Written instruction: Leave out every picture, and return exactly the lines from the line containing "Decode this image" through the end of the records below, both inclusive.

(Stored entries)
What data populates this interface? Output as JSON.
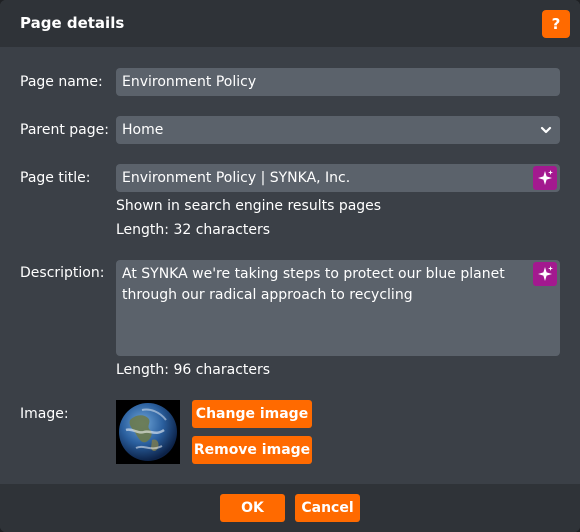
{
  "dialog": {
    "title": "Page details",
    "help_label": "?"
  },
  "form": {
    "page_name_label": "Page name:",
    "page_name_value": "Environment Policy",
    "parent_page_label": "Parent page:",
    "parent_page_value": "Home",
    "page_title_label": "Page title:",
    "page_title_value": "Environment Policy | SYNKA, Inc.",
    "page_title_hint": "Shown in search engine results pages",
    "page_title_length": "Length: 32 characters",
    "description_label": "Description:",
    "description_value": "At SYNKA we're taking steps to protect our blue planet through our radical approach to recycling",
    "description_length": "Length: 96 characters",
    "image_label": "Image:",
    "change_image_label": "Change image",
    "remove_image_label": "Remove image"
  },
  "footer": {
    "ok_label": "OK",
    "cancel_label": "Cancel"
  },
  "colors": {
    "accent": "#ff6a00",
    "ai_button": "#a3198f",
    "field_bg": "#5b626b",
    "dialog_bg": "#3b4047",
    "bar_bg": "#2f3338"
  },
  "icons": {
    "help": "question-mark",
    "dropdown": "chevron-down-icon",
    "ai_generate": "sparkle-icon"
  }
}
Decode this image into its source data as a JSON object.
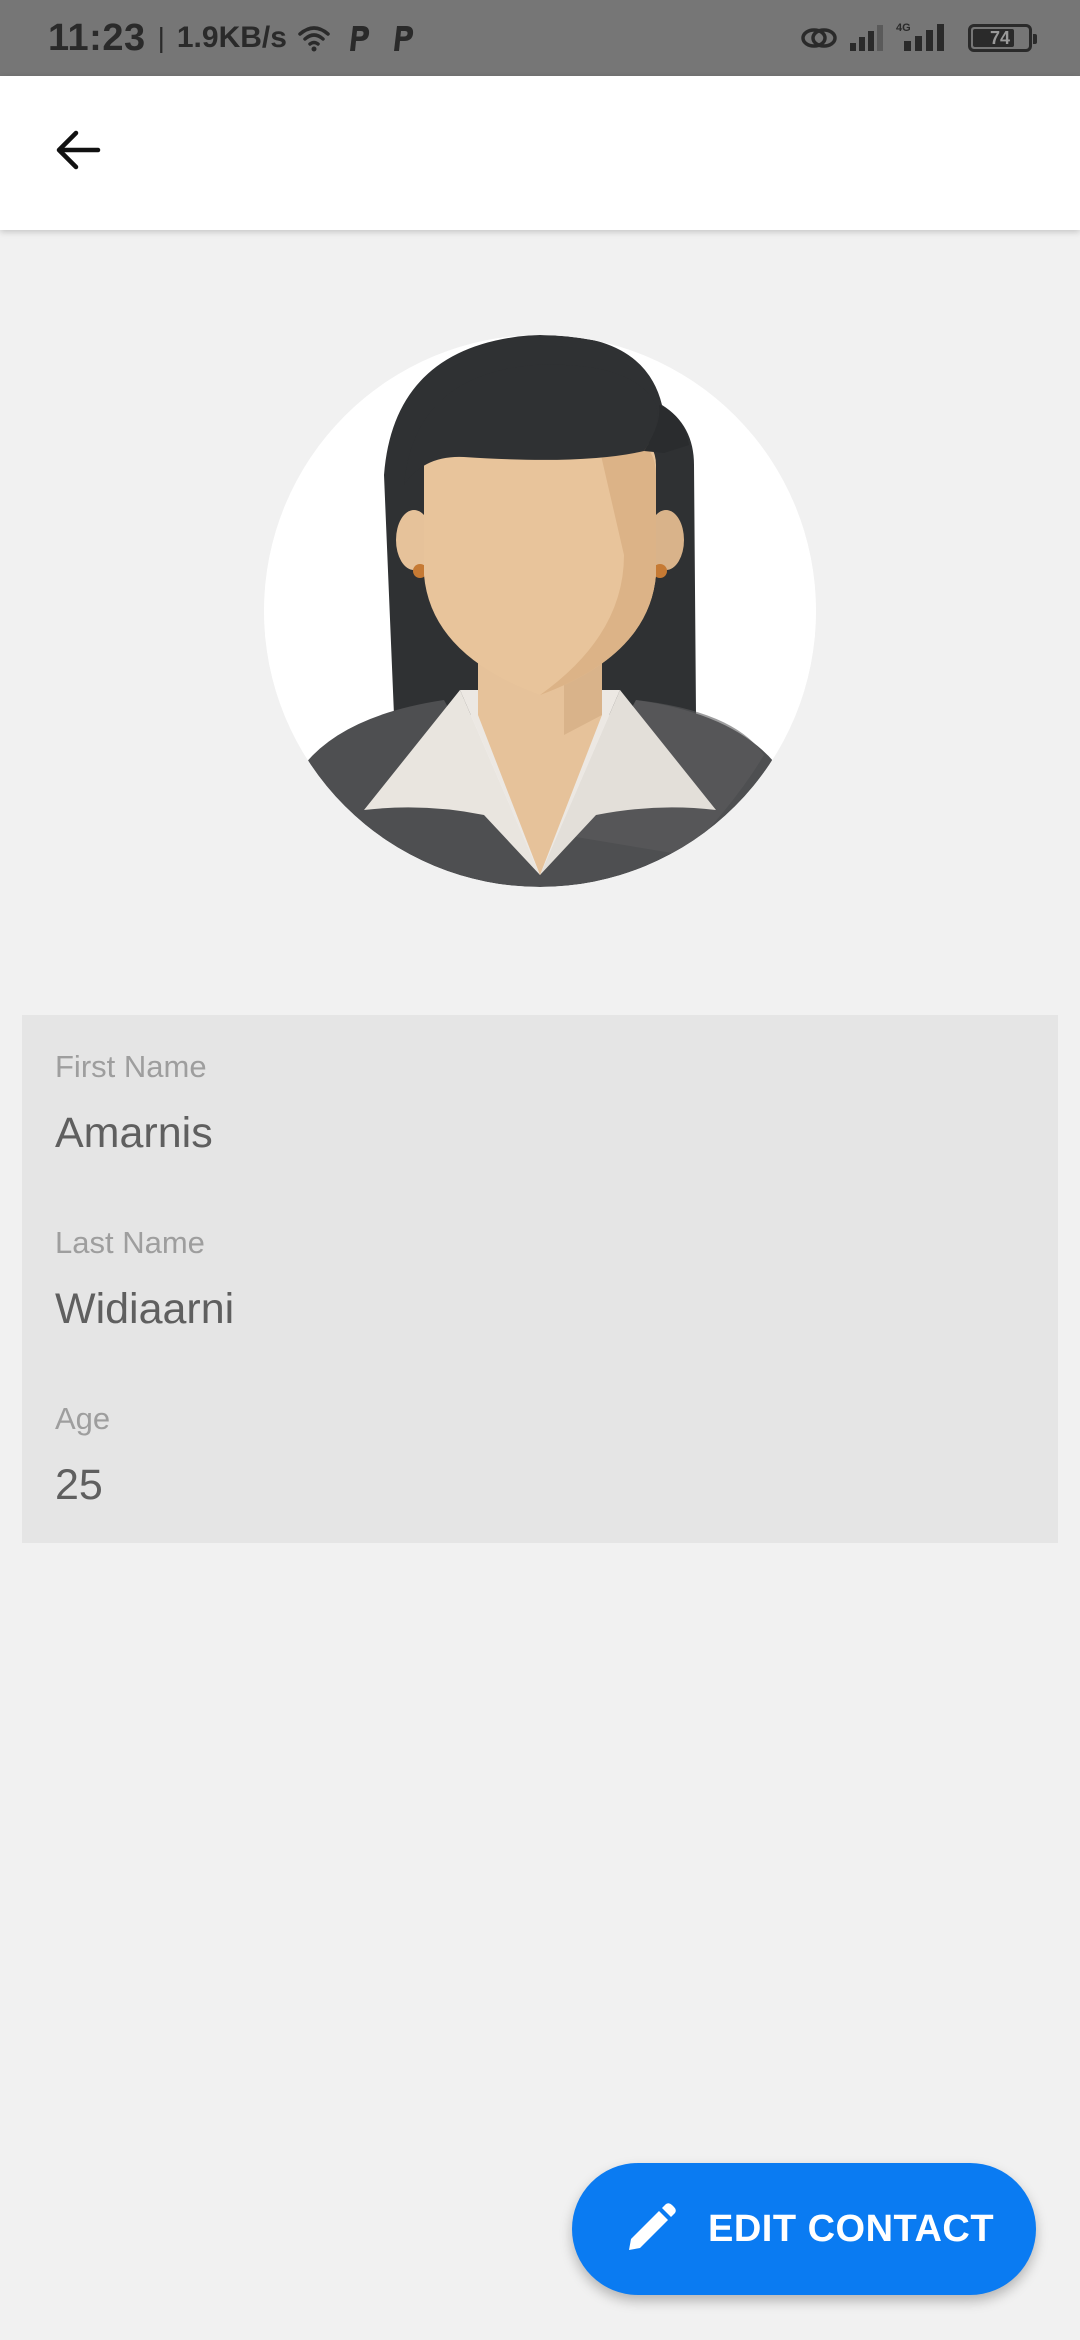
{
  "status_bar": {
    "time": "11:23",
    "separator": "|",
    "network_speed": "1.9KB/s",
    "network_type": "4G",
    "battery_level": "74",
    "icons": [
      "wifi-icon",
      "parking-app-icon",
      "parking-app-icon",
      "link-icon",
      "signal-icon",
      "signal-4g-icon",
      "battery-icon"
    ]
  },
  "app_bar": {
    "back_icon": "arrow-back-icon"
  },
  "avatar": {
    "icon": "female-avatar-illustration"
  },
  "contact": {
    "fields": [
      {
        "label": "First Name",
        "value": "Amarnis"
      },
      {
        "label": "Last Name",
        "value": "Widiaarni"
      },
      {
        "label": "Age",
        "value": "25"
      }
    ]
  },
  "fab": {
    "label": "EDIT CONTACT",
    "icon": "pencil-icon",
    "color": "#0a7bf2"
  },
  "colors": {
    "background": "#f1f1f1",
    "status_bar": "#767676",
    "card": "#e5e5e5",
    "accent": "#0a7bf2"
  }
}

Task solution:
Decode this image into its source data as a JSON object.
{
  "status_bar": {
    "time": "11:23",
    "separator": "|",
    "network_speed": "1.9KB/s",
    "network_type": "4G",
    "battery_level": "74",
    "icons": [
      "wifi-icon",
      "parking-app-icon",
      "parking-app-icon",
      "link-icon",
      "signal-icon",
      "signal-4g-icon",
      "battery-icon"
    ]
  },
  "app_bar": {
    "back_icon": "arrow-back-icon"
  },
  "avatar": {
    "icon": "female-avatar-illustration"
  },
  "contact": {
    "fields": [
      {
        "label": "First Name",
        "value": "Amarnis"
      },
      {
        "label": "Last Name",
        "value": "Widiaarni"
      },
      {
        "label": "Age",
        "value": "25"
      }
    ]
  },
  "fab": {
    "label": "EDIT CONTACT",
    "icon": "pencil-icon",
    "color": "#0a7bf2"
  },
  "colors": {
    "background": "#f1f1f1",
    "status_bar": "#767676",
    "card": "#e5e5e5",
    "accent": "#0a7bf2"
  }
}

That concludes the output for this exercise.